BEGIN Supplied records

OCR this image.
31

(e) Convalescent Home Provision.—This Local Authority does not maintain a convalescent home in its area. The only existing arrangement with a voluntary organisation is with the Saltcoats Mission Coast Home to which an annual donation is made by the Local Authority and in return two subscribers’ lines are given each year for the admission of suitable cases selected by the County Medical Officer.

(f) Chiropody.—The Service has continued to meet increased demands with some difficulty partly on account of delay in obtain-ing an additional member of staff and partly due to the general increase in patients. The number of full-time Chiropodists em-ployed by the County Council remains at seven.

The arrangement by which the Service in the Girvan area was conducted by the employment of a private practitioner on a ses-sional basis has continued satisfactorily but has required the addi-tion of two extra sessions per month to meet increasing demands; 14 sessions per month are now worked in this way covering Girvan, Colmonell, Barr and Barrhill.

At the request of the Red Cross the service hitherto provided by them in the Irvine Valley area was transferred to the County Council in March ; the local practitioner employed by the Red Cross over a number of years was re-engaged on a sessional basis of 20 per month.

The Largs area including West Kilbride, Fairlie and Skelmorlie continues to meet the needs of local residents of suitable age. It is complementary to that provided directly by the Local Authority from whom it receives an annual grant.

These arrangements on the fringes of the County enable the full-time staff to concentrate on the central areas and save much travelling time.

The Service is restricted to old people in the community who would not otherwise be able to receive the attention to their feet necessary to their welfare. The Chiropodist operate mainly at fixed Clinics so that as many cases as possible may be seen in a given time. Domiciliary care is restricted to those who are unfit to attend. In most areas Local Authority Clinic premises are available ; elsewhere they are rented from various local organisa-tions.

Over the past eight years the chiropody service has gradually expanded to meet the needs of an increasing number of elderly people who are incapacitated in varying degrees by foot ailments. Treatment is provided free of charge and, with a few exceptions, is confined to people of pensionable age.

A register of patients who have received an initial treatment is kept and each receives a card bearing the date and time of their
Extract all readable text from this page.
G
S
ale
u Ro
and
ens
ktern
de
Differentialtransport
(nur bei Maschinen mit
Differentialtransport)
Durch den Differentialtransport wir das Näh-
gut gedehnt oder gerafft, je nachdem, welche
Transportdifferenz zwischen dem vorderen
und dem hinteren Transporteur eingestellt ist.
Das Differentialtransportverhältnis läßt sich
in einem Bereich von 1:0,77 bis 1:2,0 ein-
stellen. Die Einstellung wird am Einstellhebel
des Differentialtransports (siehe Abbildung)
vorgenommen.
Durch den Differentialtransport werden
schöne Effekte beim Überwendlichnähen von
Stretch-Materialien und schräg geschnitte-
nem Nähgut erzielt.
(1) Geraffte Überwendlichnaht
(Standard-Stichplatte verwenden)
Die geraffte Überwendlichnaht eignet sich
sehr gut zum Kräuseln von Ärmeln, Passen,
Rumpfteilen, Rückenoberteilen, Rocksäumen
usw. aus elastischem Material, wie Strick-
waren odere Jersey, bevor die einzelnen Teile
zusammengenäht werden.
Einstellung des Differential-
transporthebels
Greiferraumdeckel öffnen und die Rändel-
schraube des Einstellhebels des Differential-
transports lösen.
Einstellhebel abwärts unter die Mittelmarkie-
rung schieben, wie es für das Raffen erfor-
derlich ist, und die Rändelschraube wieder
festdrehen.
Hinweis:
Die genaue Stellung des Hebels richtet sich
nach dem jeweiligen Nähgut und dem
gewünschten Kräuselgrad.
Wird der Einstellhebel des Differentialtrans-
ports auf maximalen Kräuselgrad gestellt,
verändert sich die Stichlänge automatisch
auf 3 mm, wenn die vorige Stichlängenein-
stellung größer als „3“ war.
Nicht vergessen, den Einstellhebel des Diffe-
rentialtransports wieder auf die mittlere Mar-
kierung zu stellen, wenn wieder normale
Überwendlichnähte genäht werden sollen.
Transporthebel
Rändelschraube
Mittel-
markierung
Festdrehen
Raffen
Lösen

END Supplied records

Retype each line of the material above exactly.

OCR this image.
31

(e) Convalescent Home Provision.—This Local Authority does not maintain a convalescent home in its area. The only existing arrangement with a voluntary organisation is with the Saltcoats Mission Coast Home to which an annual donation is made by the Local Authority and in return two subscribers’ lines are given each year for the admission of suitable cases selected by the County Medical Officer.

(f) Chiropody.—The Service has continued to meet increased demands with some difficulty partly on account of delay in obtain-ing an additional member of staff and partly due to the general increase in patients. The number of full-time Chiropodists em-ployed by the County Council remains at seven.

The arrangement by which the Service in the Girvan area was conducted by the employment of a private practitioner on a ses-sional basis has continued satisfactorily but has required the addi-tion of two extra sessions per month to meet increasing demands; 14 sessions per month are now worked in this way covering Girvan, Colmonell, Barr and Barrhill.

At the request of the Red Cross the service hitherto provided by them in the Irvine Valley area was transferred to the County Council in March ; the local practitioner employed by the Red Cross over a number of years was re-engaged on a sessional basis of 20 per month.

The Largs area including West Kilbride, Fairlie and Skelmorlie continues to meet the needs of local residents of suitable age. It is complementary to that provided directly by the Local Authority from whom it receives an annual grant.

These arrangements on the fringes of the County enable the full-time staff to concentrate on the central areas and save much travelling time.

The Service is restricted to old people in the community who would not otherwise be able to receive the attention to their feet necessary to their welfare. The Chiropodist operate mainly at fixed Clinics so that as many cases as possible may be seen in a given time. Domiciliary care is restricted to those who are unfit to attend. In most areas Local Authority Clinic premises are available ; elsewhere they are rented from various local organisa-tions.

Over the past eight years the chiropody service has gradually expanded to meet the needs of an increasing number of elderly people who are incapacitated in varying degrees by foot ailments. Treatment is provided free of charge and, with a few exceptions, is confined to people of pensionable age.

A register of patients who have received an initial treatment is kept and each receives a card bearing the date and time of their
Extract all readable text from this page.
G
S
ale
u Ro
and
ens
ktern
de
Differentialtransport
(nur bei Maschinen mit
Differentialtransport)
Durch den Differentialtransport wir das Näh-
gut gedehnt oder gerafft, je nachdem, welche
Transportdifferenz zwischen dem vorderen
und dem hinteren Transporteur eingestellt ist.
Das Differentialtransportverhältnis läßt sich
in einem Bereich von 1:0,77 bis 1:2,0 ein-
stellen. Die Einstellung wird am Einstellhebel
des Differentialtransports (siehe Abbildung)
vorgenommen.
Durch den Differentialtransport werden
schöne Effekte beim Überwendlichnähen von
Stretch-Materialien und schräg geschnitte-
nem Nähgut erzielt.
(1) Geraffte Überwendlichnaht
(Standard-Stichplatte verwenden)
Die geraffte Überwendlichnaht eignet sich
sehr gut zum Kräuseln von Ärmeln, Passen,
Rumpfteilen, Rückenoberteilen, Rocksäumen
usw. aus elastischem Material, wie Strick-
waren odere Jersey, bevor die einzelnen Teile
zusammengenäht werden.
Einstellung des Differential-
transporthebels
Greiferraumdeckel öffnen und die Rändel-
schraube des Einstellhebels des Differential-
transports lösen.
Einstellhebel abwärts unter die Mittelmarkie-
rung schieben, wie es für das Raffen erfor-
derlich ist, und die Rändelschraube wieder
festdrehen.
Hinweis:
Die genaue Stellung des Hebels richtet sich
nach dem jeweiligen Nähgut und dem
gewünschten Kräuselgrad.
Wird der Einstellhebel des Differentialtrans-
ports auf maximalen Kräuselgrad gestellt,
verändert sich die Stichlänge automatisch
auf 3 mm, wenn die vorige Stichlängenein-
stellung größer als „3“ war.
Nicht vergessen, den Einstellhebel des Diffe-
rentialtransports wieder auf die mittlere Mar-
kierung zu stellen, wenn wieder normale
Überwendlichnähte genäht werden sollen.
Transporthebel
Rändelschraube
Mittel-
markierung
Festdrehen
Raffen
Lösen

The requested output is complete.